'''

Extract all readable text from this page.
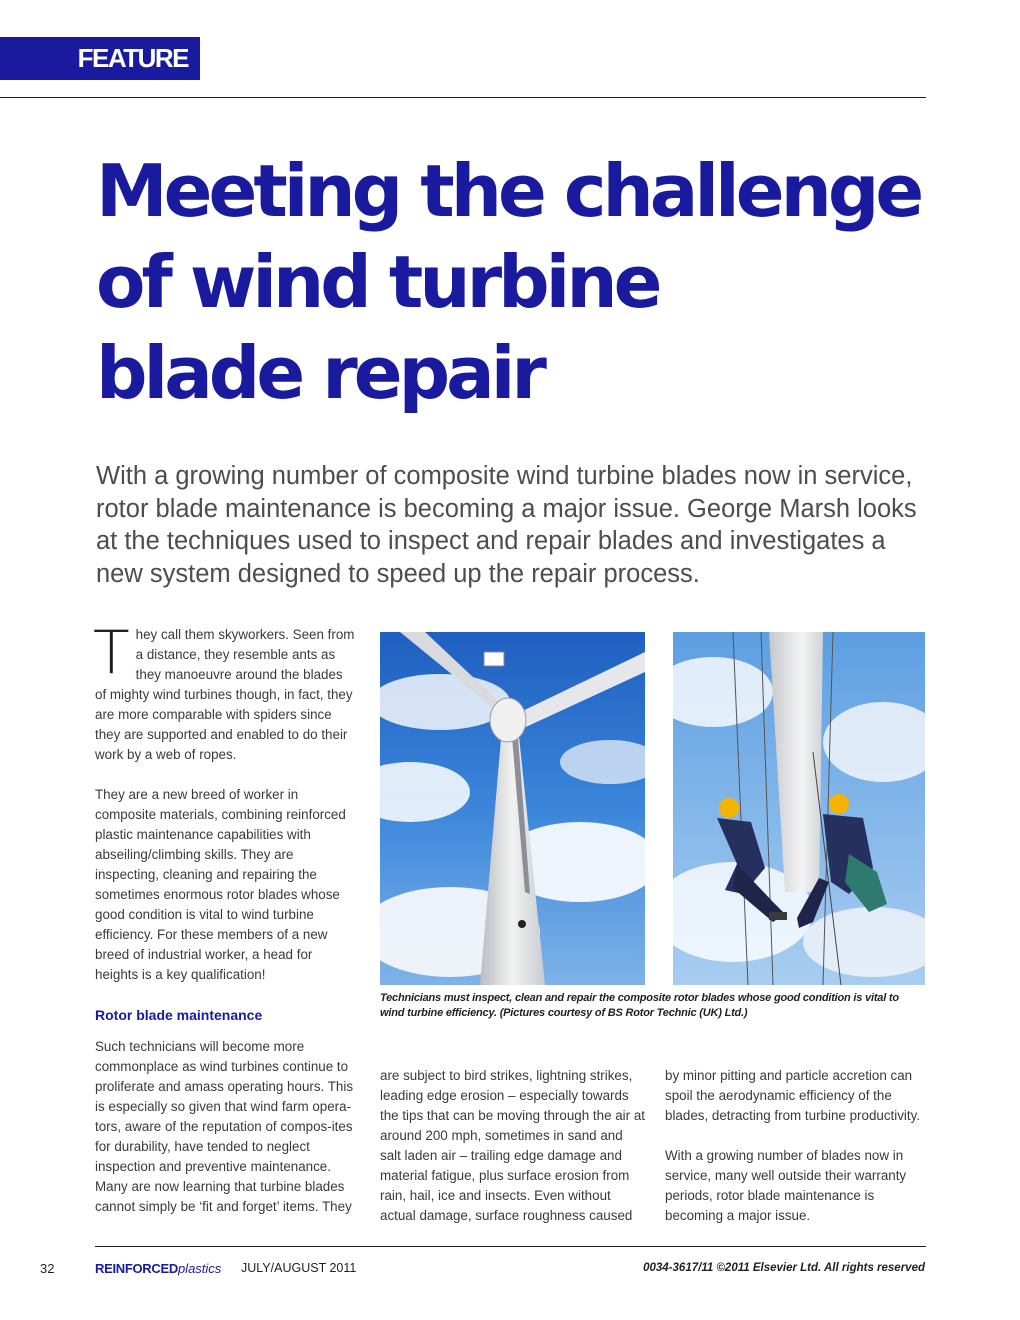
FEATURE
Meeting the challenge
of wind turbine
blade repair

With a growing number of composite wind turbine blades now in service, rotor blade maintenance is becoming a major issue. George Marsh looks at the techniques used to inspect and repair blades and investigates a new system designed to speed up the repair process.

They call them skyworkers. Seen from a distance, they resemble ants as they manoeuvre around the blades of mighty wind turbines though, in fact, they are more comparable with spiders since they are supported and enabled to do their work by a web of ropes.

They are a new breed of worker in composite materials, combining reinforced plastic maintenance capabilities with abseiling/climbing skills. They are inspecting, cleaning and repairing the sometimes enormous rotor blades whose good condition is vital to wind turbine efficiency. For these members of a new breed of industrial worker, a head for heights is a key qualification!

Rotor blade maintenance

Such technicians will become more commonplace as wind turbines continue to proliferate and amass operating hours. This is especially so given that wind farm opera-tors, aware of the reputation of compos-ites for durability, have tended to neglect inspection and preventive maintenance. Many are now learning that turbine blades cannot simply be ‘fit and forget’ items. They

Technicians must inspect, clean and repair the composite rotor blades whose good condition is vital to wind turbine efficiency. (Pictures courtesy of BS Rotor Technic (UK) Ltd.)

are subject to bird strikes, lightning strikes, leading edge erosion – especially towards the tips that can be moving through the air at around 200 mph, sometimes in sand and salt laden air – trailing edge damage and material fatigue, plus surface erosion from rain, hail, ice and insects. Even without actual damage, surface roughness caused

by minor pitting and particle accretion can spoil the aerodynamic efficiency of the blades, detracting from turbine productivity.

With a growing number of blades now in service, many well outside their warranty periods, rotor blade maintenance is becoming a major issue.

32	REINFORCEDplastics JULY/AUGUST 2011	0034-3617/11 ©2011 Elsevier Ltd. All rights reserved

'''

▶ [Problem details]:
Find the word "vital" and list each line it appears in.

▶ [Reply]:
They are a new breed of worker in composite materials, combining reinforced plastic maintenance capabilities with abseiling/climbing skills. They are inspecting, cleaning and repairing the sometimes enormous rotor blades whose good condition is vital to wind turbine efficiency. For these members of a new breed of industrial worker, a head for heights is a key qualification!
Technicians must inspect, clean and repair the composite rotor blades whose good condition is vital to wind turbine efficiency. (Pictures courtesy of BS Rotor Technic (UK) Ltd.)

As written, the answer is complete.